===== TRECHO PARA LEITURA =====
6.11.13

Capitães da Areia (2011)


Origem: Brasil
Direção: Cecília Amado e Guy Gonçalves
Roteiro: Cecília Amado, Hilton Lacerda e Jorge Amado (livro)
Com: Jean Luis Amorim, Ana Graciela, Robério Lima, Israel Gouveia, Jordan Mateus

Jorge Amado deve ter organizado uma bela festa no céu, para celebrar a adaptação extremamente sensível de seu livro de juventude, realizada por sua neta Cecília Amado.

O filme é lindo, sensível, poético, crítico e gostoso de ver!

O Capitães da Areia de Cecília flui com a mesma facilidade que flui o Capitães da Areia de seu avô Jorge. O ritmo do filme é bom, embalado pela trilha original assinada por Carlinhos Brown. Os planos são extremamente bem pensados, bem compostos e harmoniosos. Alguns talvez muito “posados” beirando à teatralidade, mas ainda assim, belos.

As cores escolhidas para as cenas diurnas são fortes e vivas, representando com alegria as misturas tão características da Bahia. Já as cenas noturnas são bem mais escuras, com uma luz meio barroca, alaranjada, dando um certo tom de mistério, suspense, medo e desamparo.
=====
**INSTRUÇÕES**
[1] Segundo a resenha do filme Capitães da Areia, quem assina a trilha original?
[2] Retome a resenha do filme Capitães da Areia e prossiga com ela a partir do ponto em que termina.
Os registros não têm nenhum papel nesta atividade.
===== REGISTROS ARMAZENADOS =====
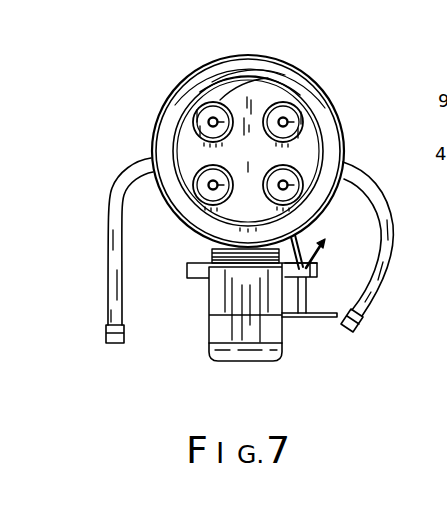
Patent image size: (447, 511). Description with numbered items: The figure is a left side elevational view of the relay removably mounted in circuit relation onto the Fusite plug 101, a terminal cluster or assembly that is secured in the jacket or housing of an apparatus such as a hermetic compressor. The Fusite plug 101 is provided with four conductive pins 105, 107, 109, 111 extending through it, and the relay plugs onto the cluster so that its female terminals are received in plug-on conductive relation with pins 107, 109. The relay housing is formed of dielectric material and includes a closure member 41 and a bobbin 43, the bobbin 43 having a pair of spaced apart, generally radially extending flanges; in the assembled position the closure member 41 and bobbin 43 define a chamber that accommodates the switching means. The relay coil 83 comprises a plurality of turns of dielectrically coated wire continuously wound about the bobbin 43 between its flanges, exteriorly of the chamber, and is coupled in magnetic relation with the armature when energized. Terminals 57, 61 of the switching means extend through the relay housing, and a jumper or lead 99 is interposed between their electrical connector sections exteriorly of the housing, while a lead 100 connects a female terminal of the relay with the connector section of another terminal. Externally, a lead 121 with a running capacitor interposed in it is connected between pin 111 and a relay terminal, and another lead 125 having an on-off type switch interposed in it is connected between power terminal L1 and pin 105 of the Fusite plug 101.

The Fusite plug 101 is at (205, 50).
The conductive pin 105 is at (212, 122).
The conductive pin 111 is at (285, 121).
The conductive pin 107 is at (219, 187).
The conductive pin 109 is at (295, 175).
The lead 121 is at (109, 240).
The lead 125 is at (394, 240).
The relay coil 83 is at (211, 253).
The bobbin 43 is at (210, 294).
The closure member 41 is at (210, 341).
The terminal 61 is at (303, 318).
The jumper lead 99 is at (305, 299).
The lead 100 is at (304, 250).
The terminal 57 is at (328, 251).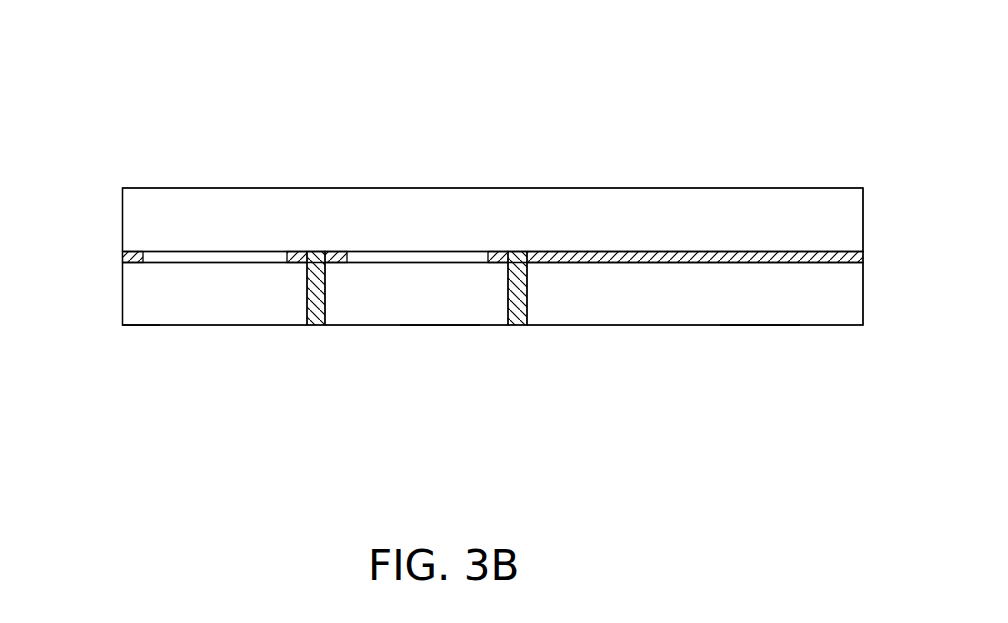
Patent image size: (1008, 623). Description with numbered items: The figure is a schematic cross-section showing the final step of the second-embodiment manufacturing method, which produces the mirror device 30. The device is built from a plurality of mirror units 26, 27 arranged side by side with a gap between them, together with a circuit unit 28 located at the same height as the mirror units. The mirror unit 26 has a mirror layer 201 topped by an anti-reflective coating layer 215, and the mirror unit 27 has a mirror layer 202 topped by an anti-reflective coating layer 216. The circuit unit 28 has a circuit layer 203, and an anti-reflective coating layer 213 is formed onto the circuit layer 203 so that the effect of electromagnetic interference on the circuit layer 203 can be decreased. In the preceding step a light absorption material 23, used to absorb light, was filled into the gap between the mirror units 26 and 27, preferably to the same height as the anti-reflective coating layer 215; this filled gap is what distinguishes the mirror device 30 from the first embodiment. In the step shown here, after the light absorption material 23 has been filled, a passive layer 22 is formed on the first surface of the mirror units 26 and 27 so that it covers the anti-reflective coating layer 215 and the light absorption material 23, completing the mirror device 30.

The mirror device 30 is at (780, 101).
The passive layer 22 is at (720, 208).
The anti-reflective coating layer 213 is at (628, 258).
The anti-reflective coating layer 215 is at (141, 250).
The anti-reflective coating layer 216 is at (347, 252).
The light absorption material 23 is at (318, 252).
The mirror layer 201 is at (150, 305).
The mirror layer 202 is at (356, 305).
The circuit layer 203 is at (645, 305).
The mirror unit 26 is at (106, 348).
The mirror unit 27 is at (442, 335).
The circuit unit 28 is at (763, 335).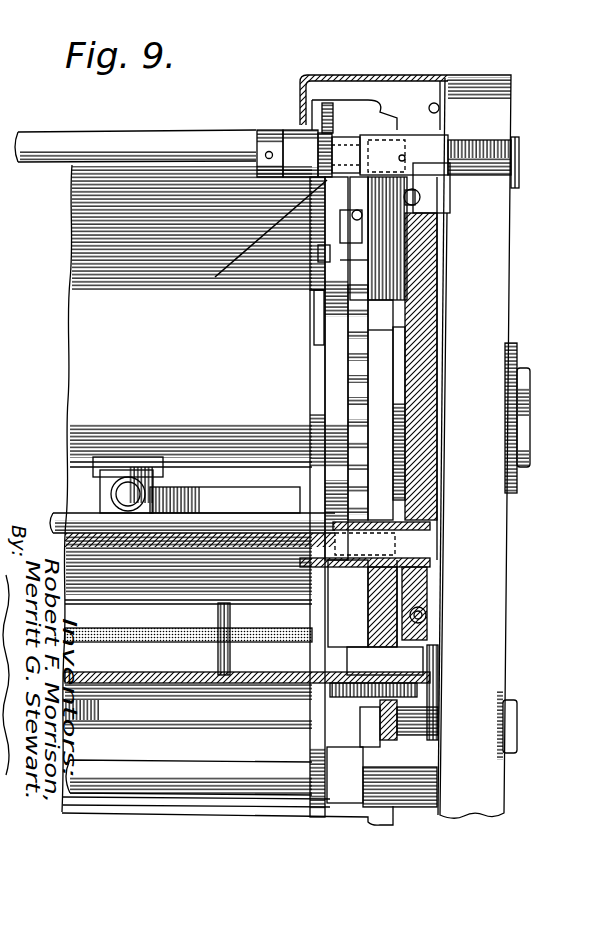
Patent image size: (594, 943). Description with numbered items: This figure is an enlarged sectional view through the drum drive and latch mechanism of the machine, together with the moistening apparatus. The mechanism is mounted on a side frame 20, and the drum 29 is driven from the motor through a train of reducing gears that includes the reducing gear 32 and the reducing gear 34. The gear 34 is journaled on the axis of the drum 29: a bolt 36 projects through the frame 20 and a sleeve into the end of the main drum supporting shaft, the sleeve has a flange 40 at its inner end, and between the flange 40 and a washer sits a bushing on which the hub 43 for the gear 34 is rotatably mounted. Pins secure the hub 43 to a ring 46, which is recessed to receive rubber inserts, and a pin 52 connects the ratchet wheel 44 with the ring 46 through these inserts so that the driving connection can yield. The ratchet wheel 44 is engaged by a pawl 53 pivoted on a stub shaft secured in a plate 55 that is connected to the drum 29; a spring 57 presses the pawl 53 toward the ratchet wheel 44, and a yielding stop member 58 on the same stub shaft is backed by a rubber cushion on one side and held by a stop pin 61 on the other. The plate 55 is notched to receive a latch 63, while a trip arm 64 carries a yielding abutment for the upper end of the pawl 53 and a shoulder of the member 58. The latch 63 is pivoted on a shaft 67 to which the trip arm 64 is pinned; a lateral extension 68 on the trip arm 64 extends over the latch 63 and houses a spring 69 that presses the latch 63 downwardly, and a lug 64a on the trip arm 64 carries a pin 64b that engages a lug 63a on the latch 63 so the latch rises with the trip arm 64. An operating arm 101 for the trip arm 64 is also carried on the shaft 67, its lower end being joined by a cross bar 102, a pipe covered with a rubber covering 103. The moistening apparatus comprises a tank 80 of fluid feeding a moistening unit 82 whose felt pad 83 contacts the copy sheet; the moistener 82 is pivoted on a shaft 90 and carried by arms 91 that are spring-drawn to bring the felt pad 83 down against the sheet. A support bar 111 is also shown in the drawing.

The side frame 20 is at (500, 103).
The drum 29 is at (83, 277).
The reducing gear 32 is at (370, 578).
The reducing gear 34 is at (438, 323).
The bolt 36 is at (525, 438).
The flange 40 is at (317, 408).
The hub 43 is at (397, 353).
The ratchet wheel 44 is at (357, 357).
The ring 46 is at (335, 388).
The pin 52 is at (318, 322).
The pawl 53 is at (360, 267).
The plate 55 is at (312, 232).
The spring 57 is at (362, 217).
The yielding stop member 58 is at (323, 253).
The stop pin 61 is at (342, 210).
The latch 63 is at (327, 140).
The lug 63a is at (266, 234).
The trip arm 64 is at (376, 112).
The lug 64a is at (365, 135).
The pin 64b is at (258, 145).
The shaft 67 is at (135, 142).
The lateral extension 68 is at (313, 102).
The spring 69 is at (325, 123).
The tank 80 is at (397, 237).
The moistening unit 82 is at (76, 496).
The felt pad 83 is at (262, 630).
The shaft 90 is at (170, 772).
The arm 91 is at (322, 630).
The operating arm 101 is at (440, 295).
The cross bar 102 is at (53, 543).
The rubber covering 103 is at (264, 513).
The support bar 111 is at (143, 658).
=====
**CONJUNTO DE RESPOSTAS**
[1] Carlinhos Brown.

[2]
A trama do livro, transposta para as telas, conta a história de um grupo de meninos de rua, que, unidos pelo abandono, compartilham o mesmo “teto” (um trapiche caindo aos pedaços), os mesmos medos, as mesmas angústias e as mesmas dificuldades. Falta-lhes quase tudo: família, amor, comida e os meios básicos para sobreviver. Só o que têm é um ao outro. Assim, seguem lutando contra as adversidades da maneira que a vida lhes ensinou: roubando, trapaceando, cometendo pequenos delitos aqui e ali, e fugindo e se escondendo sempre. São foras da lei ou “heróis sem caráter”, como era também Macunaíma, famoso personagem criado por Mário de Andrade no fim dos anos 1920. Mas, antes de mais nada, são vítimas de um sistema defeituoso, vítimas do abandono. Vítimas de um país incapaz de garantir os direitos básicos aos seus cidadãos.

O interessante é perceber toda a crítica social feita por um Jorge Amado ainda bem jovem – ele tinha 25 anos quando publicou o livro –, de tendências comunistas, numa época de grande repressão política, social e cultural no Brasil. O livro foi publicado em 1937, e já foi logo perseguido, tendo tido vários exemplares queimados em praça pública, em Salvador.

O jovem Jorge aborda questões como a da diversidade religiosa - parte integrante da cultura baiana – em que candomblé e Igreja católica convivem, misturam-se, mas oficialmente, não podem coexistir. Ou como a da hierarquia que se faz presente no convento,  no reformatório, na delegacia e mesmo dentro do grupo não-organizado-de-meninos-homens-sem-lei. Sendo que, a bem da verdade, dentro da marginalidade em que vivem os Capitães, eles tinham sim suas regras e seu código de ética que tinha que ser respeitado por cada um deles.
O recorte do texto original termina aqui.